↓
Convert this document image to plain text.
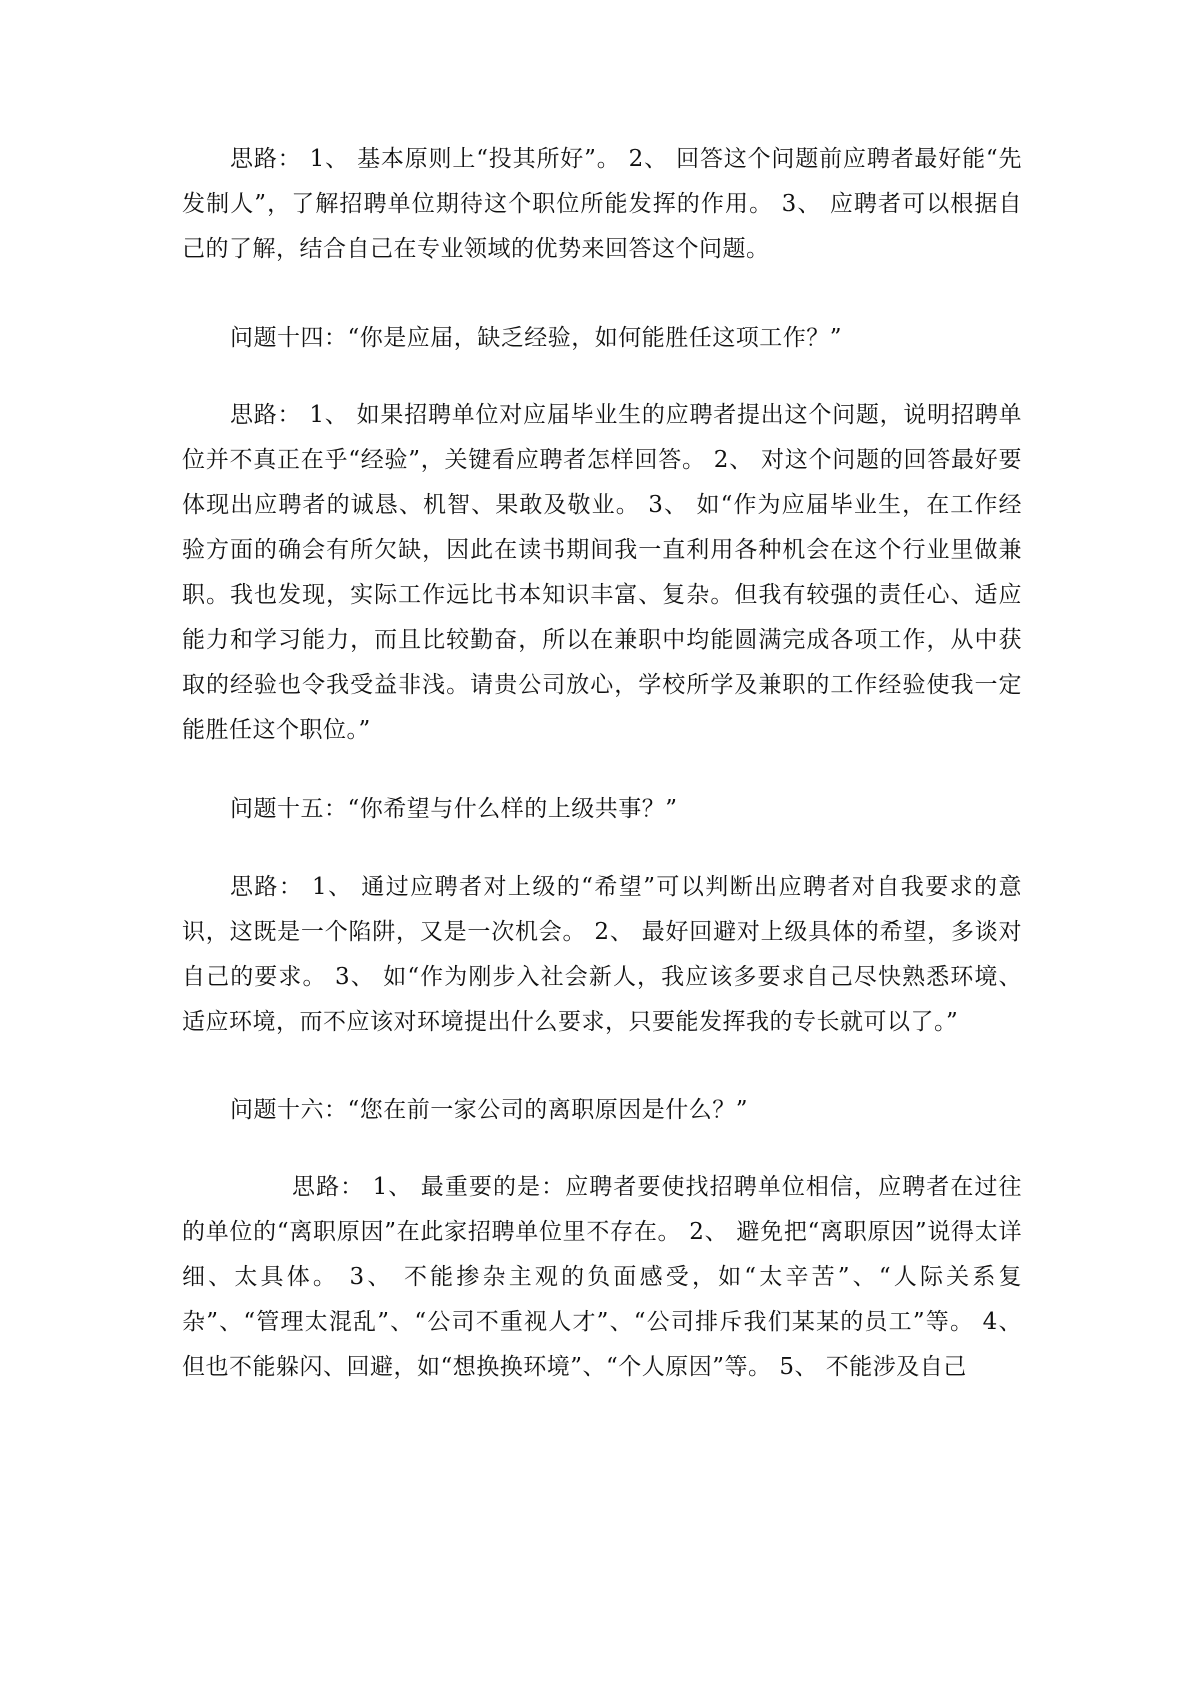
思路： 1、 基本原则上“投其所好”。 2、 回答这个问题前应聘者最好能“先发制人”，了解招聘单位期待这个职位所能发挥的作用。 3、 应聘者可以根据自己的了解，结合自己在专业领域的优势来回答这个问题。

问题十四：“你是应届，缺乏经验，如何能胜任这项工作？”

思路： 1、 如果招聘单位对应届毕业生的应聘者提出这个问题，说明招聘单位并不真正在乎“经验”，关键看应聘者怎样回答。 2、 对这个问题的回答最好要体现出应聘者的诚恳、机智、果敢及敬业。 3、 如“作为应届毕业生，在工作经验方面的确会有所欠缺，因此在读书期间我一直利用各种机会在这个行业里做兼职。我也发现，实际工作远比书本知识丰富、复杂。但我有较强的责任心、适应能力和学习能力，而且比较勤奋，所以在兼职中均能圆满完成各项工作，从中获取的经验也令我受益非浅。请贵公司放心，学校所学及兼职的工作经验使我一定能胜任这个职位。”

问题十五：“你希望与什么样的上级共事？”

思路： 1、 通过应聘者对上级的“希望”可以判断出应聘者对自我要求的意识，这既是一个陷阱，又是一次机会。 2、 最好回避对上级具体的希望，多谈对自己的要求。 3、 如“作为刚步入社会新人，我应该多要求自己尽快熟悉环境、适应环境，而不应该对环境提出什么要求，只要能发挥我的专长就可以了。”

问题十六：“您在前一家公司的离职原因是什么？”

思路： 1、 最重要的是：应聘者要使找招聘单位相信，应聘者在过往的单位的“离职原因”在此家招聘单位里不存在。 2、 避免把“离职原因”说得太详细、太具体。 3、 不能掺杂主观的负面感受，如“太辛苦”、“人际关系复杂”、“管理太混乱”、“公司不重视人才”、“公司排斥我们某某的员工”等。 4、 但也不能躲闪、回避，如“想换换环境”、“个人原因”等。 5、 不能涉及自己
↑
Your objective: Pictures stay out; repeat all the rest of the records exactly.

Reply:
Convert this document image to plain text.
思路： 1、 基本原则上“投其所好”。 2、 回答这个问题前应聘者最好能“先发制人”，了解招聘单位期待这个职位所能发挥的作用。 3、 应聘者可以根据自己的了解，结合自己在专业领域的优势来回答这个问题。

问题十四：“你是应届，缺乏经验，如何能胜任这项工作？”

思路： 1、 如果招聘单位对应届毕业生的应聘者提出这个问题，说明招聘单位并不真正在乎“经验”，关键看应聘者怎样回答。 2、 对这个问题的回答最好要体现出应聘者的诚恳、机智、果敢及敬业。 3、 如“作为应届毕业生，在工作经验方面的确会有所欠缺，因此在读书期间我一直利用各种机会在这个行业里做兼职。我也发现，实际工作远比书本知识丰富、复杂。但我有较强的责任心、适应能力和学习能力，而且比较勤奋，所以在兼职中均能圆满完成各项工作，从中获取的经验也令我受益非浅。请贵公司放心，学校所学及兼职的工作经验使我一定能胜任这个职位。”

问题十五：“你希望与什么样的上级共事？”

思路： 1、 通过应聘者对上级的“希望”可以判断出应聘者对自我要求的意识，这既是一个陷阱，又是一次机会。 2、 最好回避对上级具体的希望，多谈对自己的要求。 3、 如“作为刚步入社会新人，我应该多要求自己尽快熟悉环境、适应环境，而不应该对环境提出什么要求，只要能发挥我的专长就可以了。”

问题十六：“您在前一家公司的离职原因是什么？”

思路： 1、 最重要的是：应聘者要使找招聘单位相信，应聘者在过往的单位的“离职原因”在此家招聘单位里不存在。 2、 避免把“离职原因”说得太详细、太具体。 3、 不能掺杂主观的负面感受，如“太辛苦”、“人际关系复杂”、“管理太混乱”、“公司不重视人才”、“公司排斥我们某某的员工”等。 4、 但也不能躲闪、回避，如“想换换环境”、“个人原因”等。 5、 不能涉及自己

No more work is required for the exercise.